• Your task:
For the records that follow, return only the count of lines containing the string "profile".

[Data records]
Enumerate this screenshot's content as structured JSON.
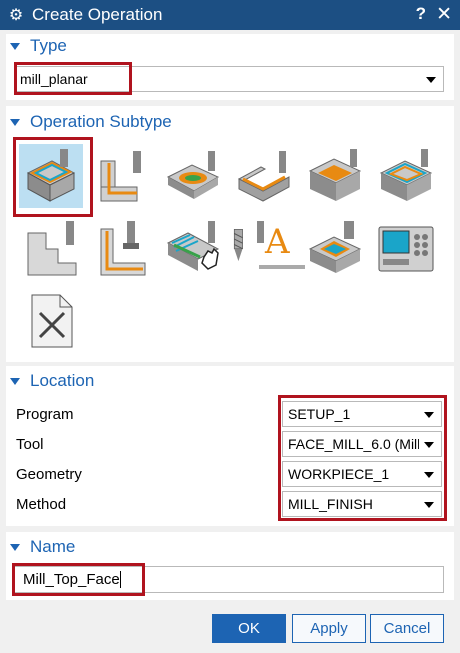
{
  "window": {
    "title": "Create Operation",
    "help_label": "?",
    "close_label": "✕",
    "gear_label": "⚙"
  },
  "type_section": {
    "title": "Type",
    "value": "mill_planar"
  },
  "subtype_section": {
    "title": "Operation Subtype",
    "icons": [
      "face-milling-area-icon",
      "planar-profile-icon",
      "floor-wall-icon",
      "floor-wall-is-icon",
      "face-milling-icon",
      "face-milling-manual-icon",
      "planar-mill-icon",
      "planar-profile-alt-icon",
      "cleanup-corners-icon",
      "finish-walls-icon",
      "planar-text-icon",
      "hole-chamfer-icon",
      "machine-control-icon",
      "user-defined-icon"
    ]
  },
  "location_section": {
    "title": "Location",
    "fields": [
      {
        "label": "Program",
        "value": "SETUP_1"
      },
      {
        "label": "Tool",
        "value": "FACE_MILL_6.0 (Milli"
      },
      {
        "label": "Geometry",
        "value": "WORKPIECE_1"
      },
      {
        "label": "Method",
        "value": "MILL_FINISH"
      }
    ]
  },
  "name_section": {
    "title": "Name",
    "value": "Mill_Top_Face"
  },
  "buttons": {
    "ok": "OK",
    "apply": "Apply",
    "cancel": "Cancel"
  },
  "colors": {
    "titlebar": "#1c4f83",
    "accent": "#1d64b3",
    "highlight": "#b0131e",
    "selected": "#bcdff2"
  }
}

• Problem solution:
2